## What you should do
Copy the lines below verbatim, but only from the line containing "Transcribe this image's" through the end of the data.

** Start The data **

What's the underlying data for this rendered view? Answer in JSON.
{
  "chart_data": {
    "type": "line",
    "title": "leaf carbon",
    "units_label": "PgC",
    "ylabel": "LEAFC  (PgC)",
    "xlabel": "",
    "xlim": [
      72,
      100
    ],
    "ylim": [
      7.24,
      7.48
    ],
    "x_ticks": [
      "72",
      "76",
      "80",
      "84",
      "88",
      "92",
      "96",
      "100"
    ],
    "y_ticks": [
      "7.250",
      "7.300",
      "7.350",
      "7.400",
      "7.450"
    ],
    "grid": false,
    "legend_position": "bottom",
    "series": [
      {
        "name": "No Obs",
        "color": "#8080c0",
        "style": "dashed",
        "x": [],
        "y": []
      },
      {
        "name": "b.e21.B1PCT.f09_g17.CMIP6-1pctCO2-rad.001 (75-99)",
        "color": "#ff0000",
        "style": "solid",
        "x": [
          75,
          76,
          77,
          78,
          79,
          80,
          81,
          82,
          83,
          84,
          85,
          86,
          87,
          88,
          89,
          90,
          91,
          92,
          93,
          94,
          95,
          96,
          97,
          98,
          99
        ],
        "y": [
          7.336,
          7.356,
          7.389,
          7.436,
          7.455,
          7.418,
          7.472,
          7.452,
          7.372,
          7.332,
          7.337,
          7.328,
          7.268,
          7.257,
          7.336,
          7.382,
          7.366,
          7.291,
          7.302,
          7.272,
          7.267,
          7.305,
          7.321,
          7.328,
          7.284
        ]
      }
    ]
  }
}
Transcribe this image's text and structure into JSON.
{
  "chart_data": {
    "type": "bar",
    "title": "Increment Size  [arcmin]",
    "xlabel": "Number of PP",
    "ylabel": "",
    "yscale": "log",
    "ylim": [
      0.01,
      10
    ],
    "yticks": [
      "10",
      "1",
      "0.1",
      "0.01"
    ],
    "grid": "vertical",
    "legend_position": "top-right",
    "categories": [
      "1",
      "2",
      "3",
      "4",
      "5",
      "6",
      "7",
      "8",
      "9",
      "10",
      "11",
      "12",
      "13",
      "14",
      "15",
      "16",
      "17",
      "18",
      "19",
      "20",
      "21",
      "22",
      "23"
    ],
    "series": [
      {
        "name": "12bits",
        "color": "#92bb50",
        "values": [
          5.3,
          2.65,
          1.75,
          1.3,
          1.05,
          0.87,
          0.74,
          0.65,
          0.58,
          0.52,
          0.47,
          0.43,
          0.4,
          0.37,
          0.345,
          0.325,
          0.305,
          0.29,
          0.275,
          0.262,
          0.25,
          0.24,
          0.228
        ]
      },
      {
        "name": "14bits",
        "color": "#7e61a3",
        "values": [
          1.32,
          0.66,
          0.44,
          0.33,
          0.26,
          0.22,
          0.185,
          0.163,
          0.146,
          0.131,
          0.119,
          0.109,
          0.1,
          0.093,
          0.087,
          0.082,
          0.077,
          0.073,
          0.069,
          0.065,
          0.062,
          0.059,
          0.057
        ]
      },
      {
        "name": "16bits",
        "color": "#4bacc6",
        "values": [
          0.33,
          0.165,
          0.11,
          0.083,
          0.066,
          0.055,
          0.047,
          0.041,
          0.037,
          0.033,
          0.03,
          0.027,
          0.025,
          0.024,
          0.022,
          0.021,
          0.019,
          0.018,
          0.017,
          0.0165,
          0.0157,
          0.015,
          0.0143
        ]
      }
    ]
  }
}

** End The data **

## Answer to the task
Transcribe this image's text and structure into JSON.
{
  "chart_data": {
    "type": "bar",
    "title": "Increment Size  [arcmin]",
    "xlabel": "Number of PP",
    "ylabel": "",
    "yscale": "log",
    "ylim": [
      0.01,
      10
    ],
    "yticks": [
      "10",
      "1",
      "0.1",
      "0.01"
    ],
    "grid": "vertical",
    "legend_position": "top-right",
    "categories": [
      "1",
      "2",
      "3",
      "4",
      "5",
      "6",
      "7",
      "8",
      "9",
      "10",
      "11",
      "12",
      "13",
      "14",
      "15",
      "16",
      "17",
      "18",
      "19",
      "20",
      "21",
      "22",
      "23"
    ],
    "series": [
      {
        "name": "12bits",
        "color": "#92bb50",
        "values": [
          5.3,
          2.65,
          1.75,
          1.3,
          1.05,
          0.87,
          0.74,
          0.65,
          0.58,
          0.52,
          0.47,
          0.43,
          0.4,
          0.37,
          0.345,
          0.325,
          0.305,
          0.29,
          0.275,
          0.262,
          0.25,
          0.24,
          0.228
        ]
      },
      {
        "name": "14bits",
        "color": "#7e61a3",
        "values": [
          1.32,
          0.66,
          0.44,
          0.33,
          0.26,
          0.22,
          0.185,
          0.163,
          0.146,
          0.131,
          0.119,
          0.109,
          0.1,
          0.093,
          0.087,
          0.082,
          0.077,
          0.073,
          0.069,
          0.065,
          0.062,
          0.059,
          0.057
        ]
      },
      {
        "name": "16bits",
        "color": "#4bacc6",
        "values": [
          0.33,
          0.165,
          0.11,
          0.083,
          0.066,
          0.055,
          0.047,
          0.041,
          0.037,
          0.033,
          0.03,
          0.027,
          0.025,
          0.024,
          0.022,
          0.021,
          0.019,
          0.018,
          0.017,
          0.0165,
          0.0157,
          0.015,
          0.0143
        ]
      }
    ]
  }
}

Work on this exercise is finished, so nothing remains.